_Written exercise:_
Identify the lines that contain the word "Output" and copy each one.

_Data supplied:_

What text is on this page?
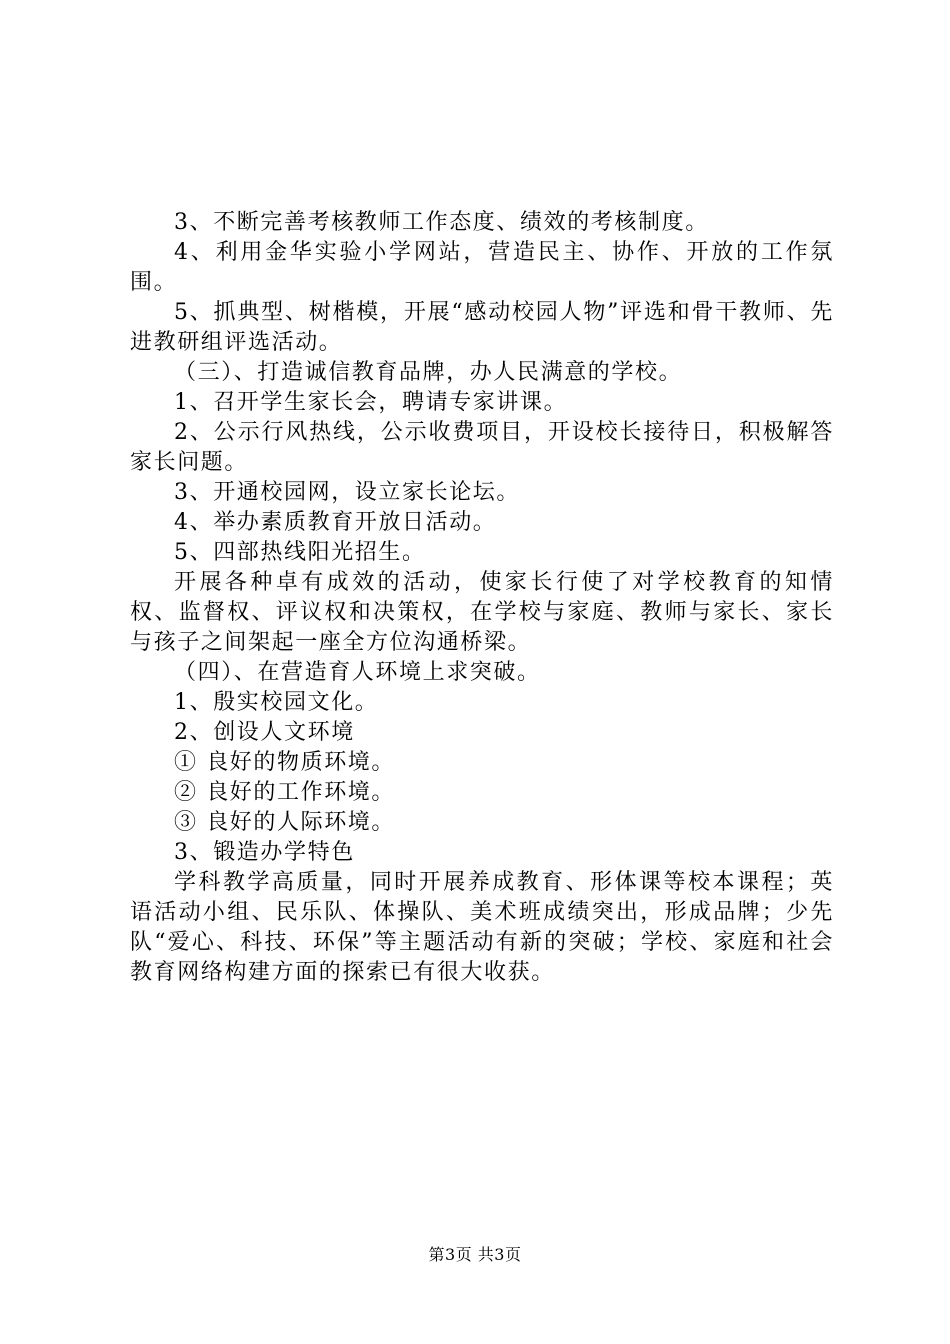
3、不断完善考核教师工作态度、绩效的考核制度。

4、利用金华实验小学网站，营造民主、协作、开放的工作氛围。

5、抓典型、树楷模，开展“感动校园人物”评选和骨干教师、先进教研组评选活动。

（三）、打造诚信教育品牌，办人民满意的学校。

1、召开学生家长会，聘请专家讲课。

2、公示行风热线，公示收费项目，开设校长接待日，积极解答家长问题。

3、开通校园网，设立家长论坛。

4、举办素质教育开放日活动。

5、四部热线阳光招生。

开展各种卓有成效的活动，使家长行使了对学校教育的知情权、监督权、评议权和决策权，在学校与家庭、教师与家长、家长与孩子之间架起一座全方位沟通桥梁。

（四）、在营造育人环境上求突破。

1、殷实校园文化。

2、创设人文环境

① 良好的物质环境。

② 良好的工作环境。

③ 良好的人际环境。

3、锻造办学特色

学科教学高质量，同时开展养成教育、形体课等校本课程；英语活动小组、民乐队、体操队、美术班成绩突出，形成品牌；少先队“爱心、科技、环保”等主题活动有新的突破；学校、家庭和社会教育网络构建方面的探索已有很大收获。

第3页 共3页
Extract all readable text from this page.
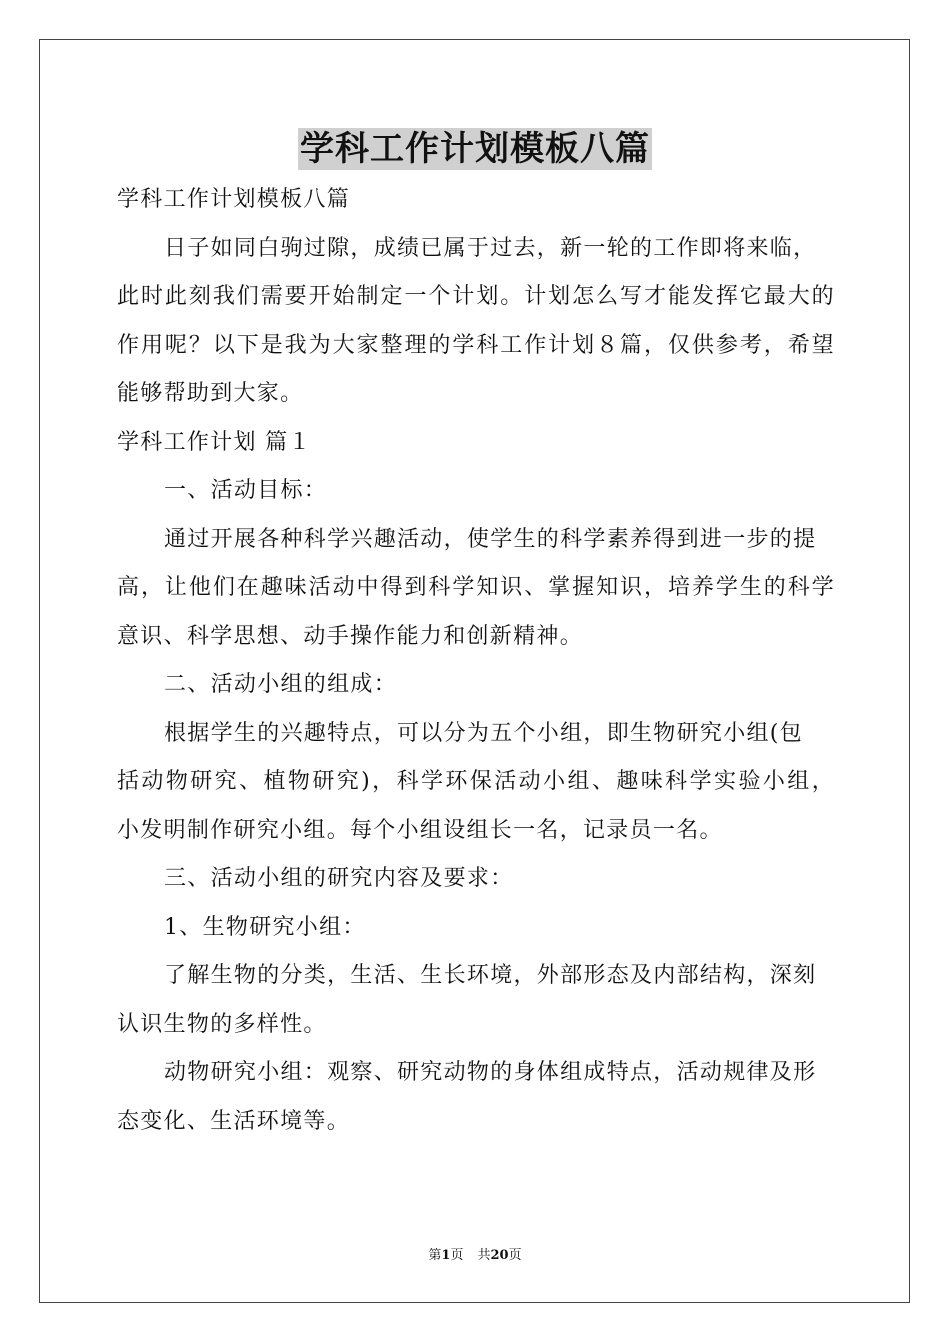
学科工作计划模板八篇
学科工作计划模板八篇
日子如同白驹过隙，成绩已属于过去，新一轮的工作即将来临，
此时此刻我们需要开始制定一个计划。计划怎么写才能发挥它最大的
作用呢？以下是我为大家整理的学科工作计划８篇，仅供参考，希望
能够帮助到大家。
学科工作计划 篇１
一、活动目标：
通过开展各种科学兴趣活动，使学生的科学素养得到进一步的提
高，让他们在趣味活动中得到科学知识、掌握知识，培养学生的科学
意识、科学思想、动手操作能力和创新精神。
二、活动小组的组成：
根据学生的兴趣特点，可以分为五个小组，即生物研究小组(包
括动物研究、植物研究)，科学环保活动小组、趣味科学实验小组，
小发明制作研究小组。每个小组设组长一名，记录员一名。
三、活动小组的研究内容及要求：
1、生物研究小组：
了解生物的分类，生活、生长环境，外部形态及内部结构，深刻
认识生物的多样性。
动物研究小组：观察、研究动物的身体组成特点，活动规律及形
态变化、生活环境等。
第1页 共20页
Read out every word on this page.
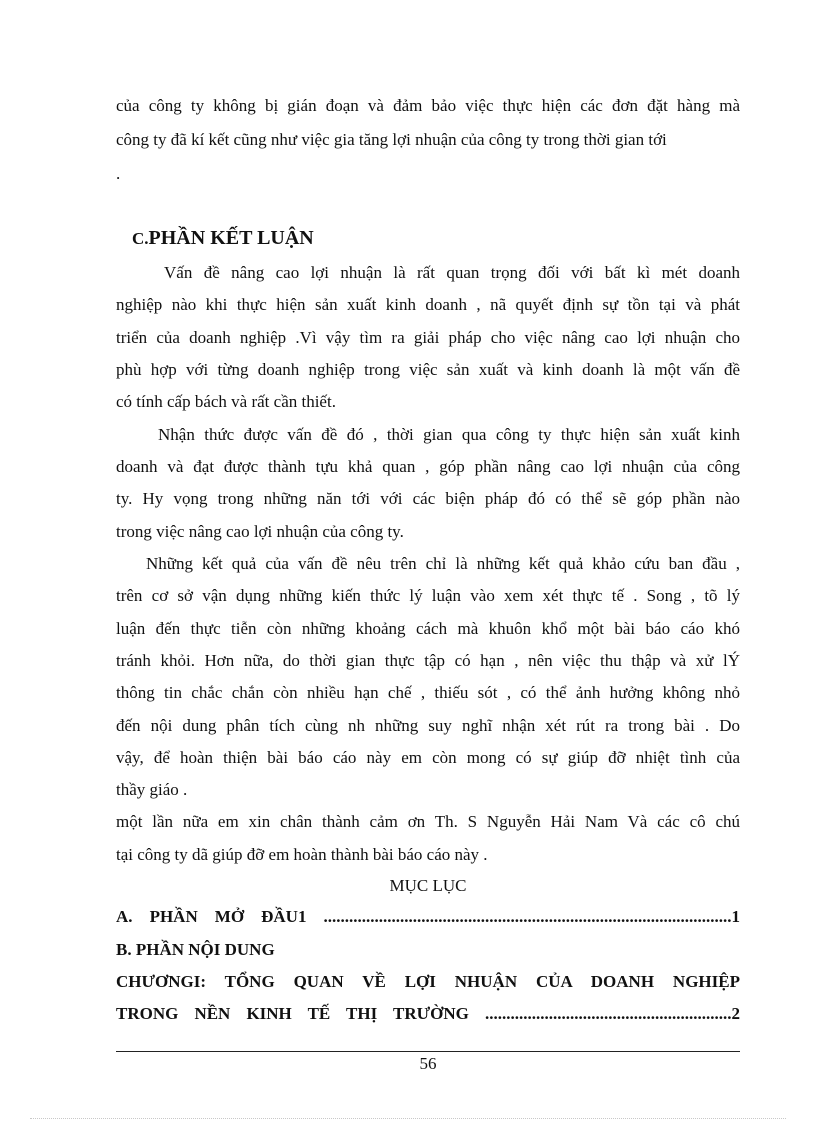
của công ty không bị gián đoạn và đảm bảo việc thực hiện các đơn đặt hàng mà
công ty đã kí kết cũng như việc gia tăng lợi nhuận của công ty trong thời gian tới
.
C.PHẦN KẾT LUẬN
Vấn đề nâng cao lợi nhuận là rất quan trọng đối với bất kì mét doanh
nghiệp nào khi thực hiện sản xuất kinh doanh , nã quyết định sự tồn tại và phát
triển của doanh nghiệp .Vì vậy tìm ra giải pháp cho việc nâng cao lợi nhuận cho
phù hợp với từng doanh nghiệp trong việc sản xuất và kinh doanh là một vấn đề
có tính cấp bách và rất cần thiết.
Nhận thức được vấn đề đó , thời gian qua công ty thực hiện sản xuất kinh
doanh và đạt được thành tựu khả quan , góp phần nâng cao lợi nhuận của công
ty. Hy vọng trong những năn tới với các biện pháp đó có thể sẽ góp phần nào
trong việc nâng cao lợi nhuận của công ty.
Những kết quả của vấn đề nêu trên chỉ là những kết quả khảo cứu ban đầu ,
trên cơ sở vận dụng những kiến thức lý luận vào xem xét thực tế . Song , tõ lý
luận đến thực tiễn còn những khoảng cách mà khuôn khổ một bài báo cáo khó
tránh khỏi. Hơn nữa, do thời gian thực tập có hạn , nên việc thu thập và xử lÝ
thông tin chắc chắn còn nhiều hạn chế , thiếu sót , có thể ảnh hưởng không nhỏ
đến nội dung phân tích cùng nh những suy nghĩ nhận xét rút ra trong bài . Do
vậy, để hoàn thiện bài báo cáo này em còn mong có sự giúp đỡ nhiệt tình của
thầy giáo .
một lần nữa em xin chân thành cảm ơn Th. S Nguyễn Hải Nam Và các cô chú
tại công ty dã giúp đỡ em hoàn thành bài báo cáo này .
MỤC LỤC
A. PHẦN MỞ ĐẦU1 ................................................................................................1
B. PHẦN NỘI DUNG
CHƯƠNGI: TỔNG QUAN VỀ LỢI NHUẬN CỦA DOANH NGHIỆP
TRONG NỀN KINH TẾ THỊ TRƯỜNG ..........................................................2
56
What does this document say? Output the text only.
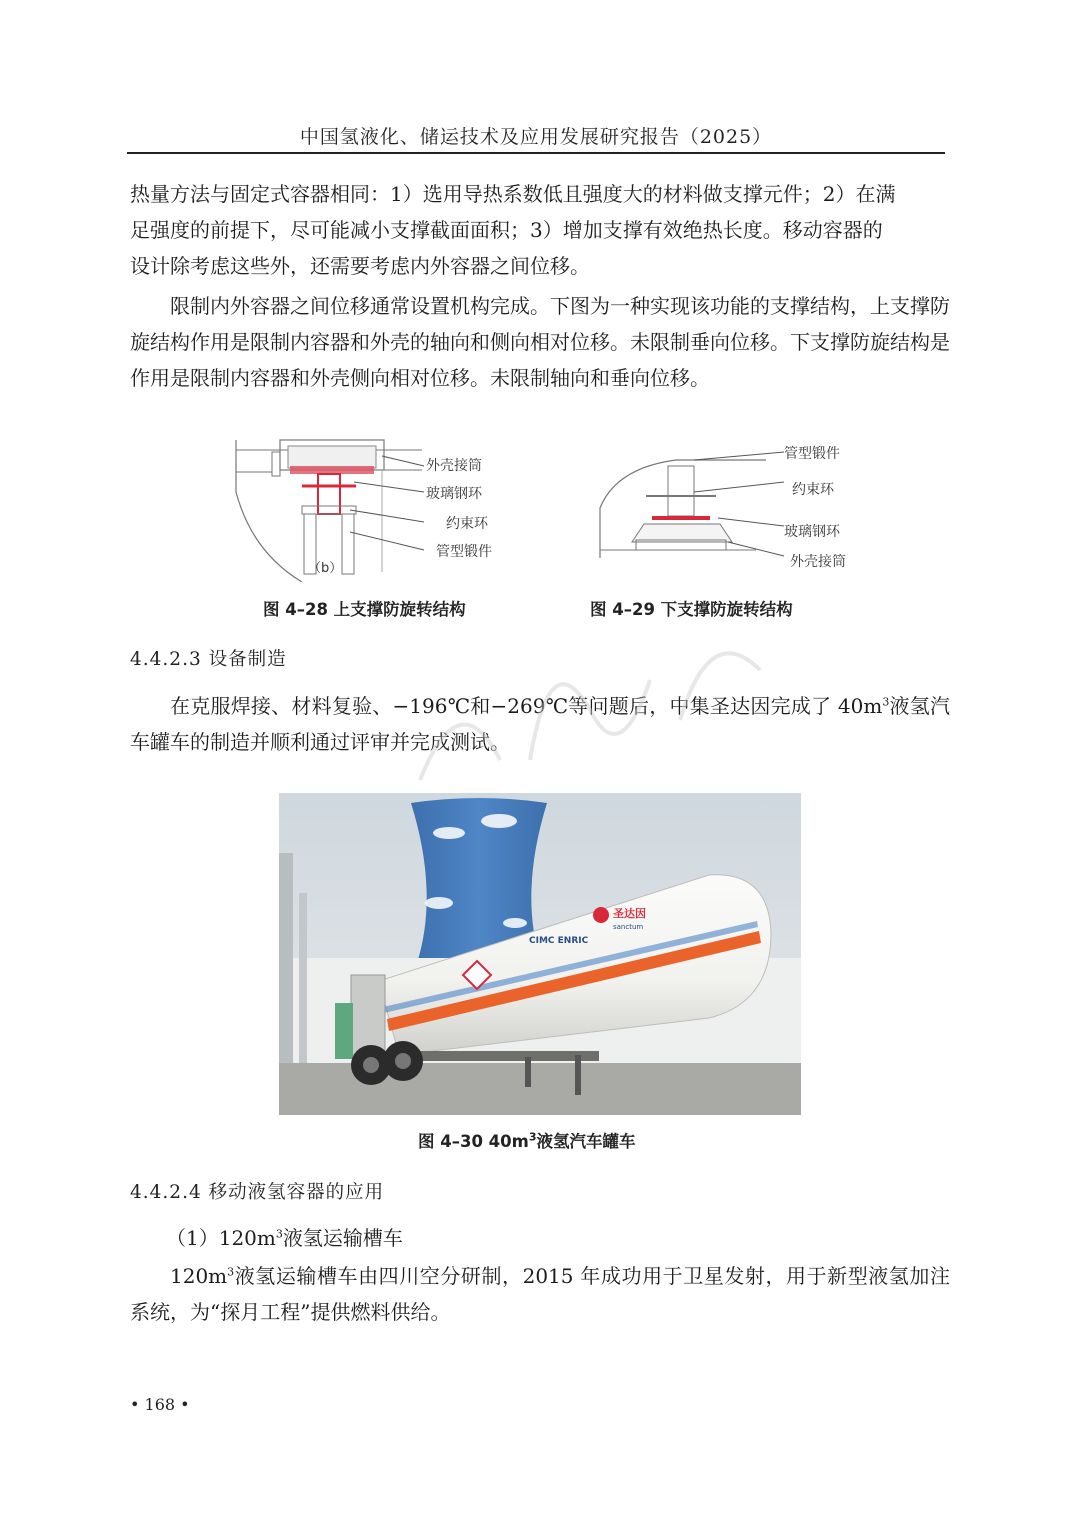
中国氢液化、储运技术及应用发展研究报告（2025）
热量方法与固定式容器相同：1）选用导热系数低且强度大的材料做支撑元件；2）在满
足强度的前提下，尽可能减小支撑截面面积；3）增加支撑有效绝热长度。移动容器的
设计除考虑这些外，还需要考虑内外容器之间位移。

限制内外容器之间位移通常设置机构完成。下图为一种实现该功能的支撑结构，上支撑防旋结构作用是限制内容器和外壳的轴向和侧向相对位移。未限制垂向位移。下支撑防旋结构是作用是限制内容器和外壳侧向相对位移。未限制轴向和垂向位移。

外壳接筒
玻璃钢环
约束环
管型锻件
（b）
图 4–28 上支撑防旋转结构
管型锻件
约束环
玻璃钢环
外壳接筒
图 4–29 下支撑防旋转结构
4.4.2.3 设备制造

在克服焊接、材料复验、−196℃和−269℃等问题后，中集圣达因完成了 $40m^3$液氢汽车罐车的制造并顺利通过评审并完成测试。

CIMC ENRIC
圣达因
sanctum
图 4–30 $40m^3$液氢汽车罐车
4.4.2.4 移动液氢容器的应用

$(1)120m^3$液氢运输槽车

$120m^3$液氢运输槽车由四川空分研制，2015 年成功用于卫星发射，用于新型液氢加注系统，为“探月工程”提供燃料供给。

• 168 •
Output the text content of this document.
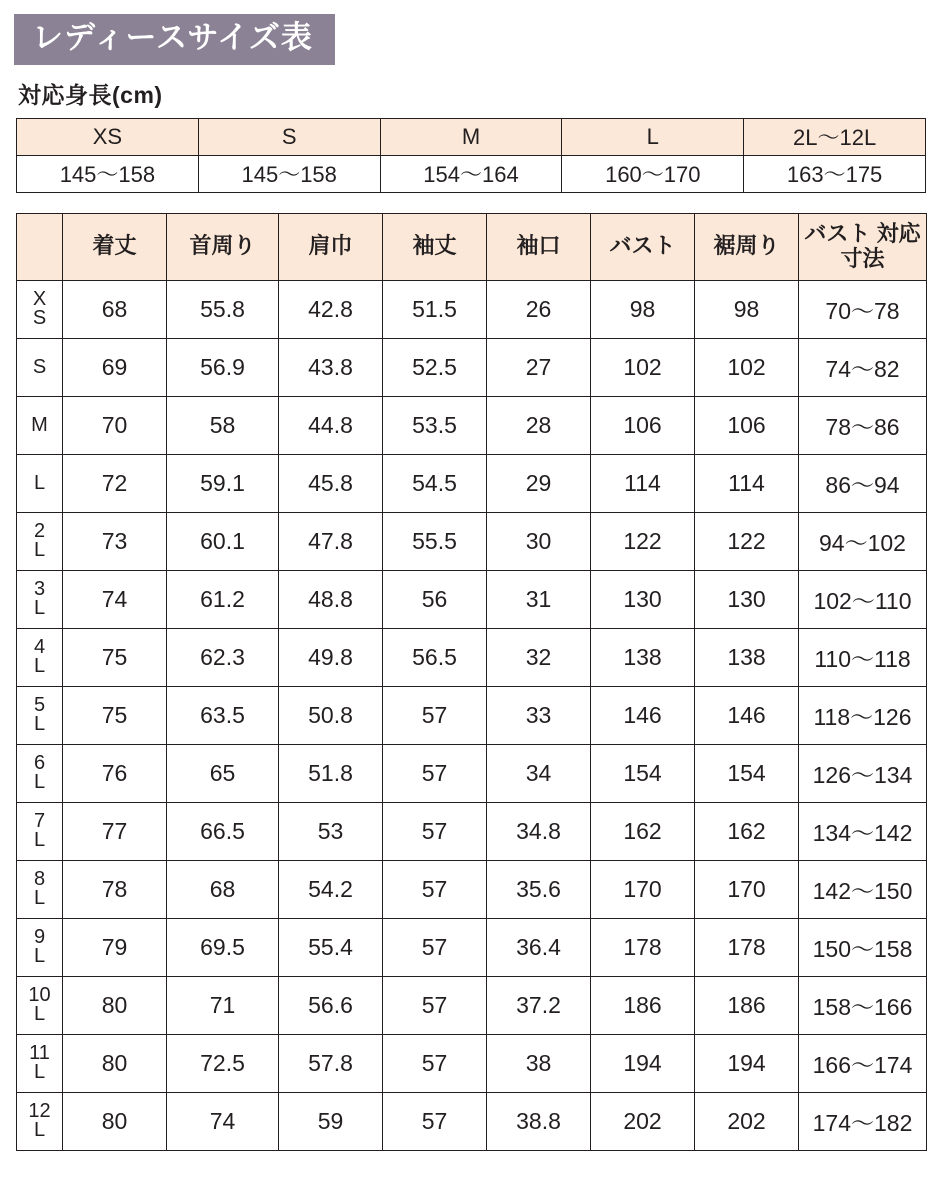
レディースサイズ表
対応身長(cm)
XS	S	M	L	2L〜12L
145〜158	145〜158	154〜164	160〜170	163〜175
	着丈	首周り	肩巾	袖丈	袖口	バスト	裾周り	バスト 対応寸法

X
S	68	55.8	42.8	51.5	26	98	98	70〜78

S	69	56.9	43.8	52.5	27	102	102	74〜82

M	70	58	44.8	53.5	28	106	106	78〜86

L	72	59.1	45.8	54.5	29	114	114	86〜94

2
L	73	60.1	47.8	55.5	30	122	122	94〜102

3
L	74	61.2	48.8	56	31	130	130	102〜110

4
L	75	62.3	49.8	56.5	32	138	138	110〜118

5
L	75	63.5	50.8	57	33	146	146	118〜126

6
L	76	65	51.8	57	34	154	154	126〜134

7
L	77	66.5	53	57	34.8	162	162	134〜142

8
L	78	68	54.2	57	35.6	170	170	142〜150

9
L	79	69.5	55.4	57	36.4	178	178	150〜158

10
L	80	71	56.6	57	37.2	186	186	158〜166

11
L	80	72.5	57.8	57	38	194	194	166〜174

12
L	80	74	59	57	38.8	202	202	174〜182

_Written answer:_
What does this document say? Output the text only.
Output the text content of this document.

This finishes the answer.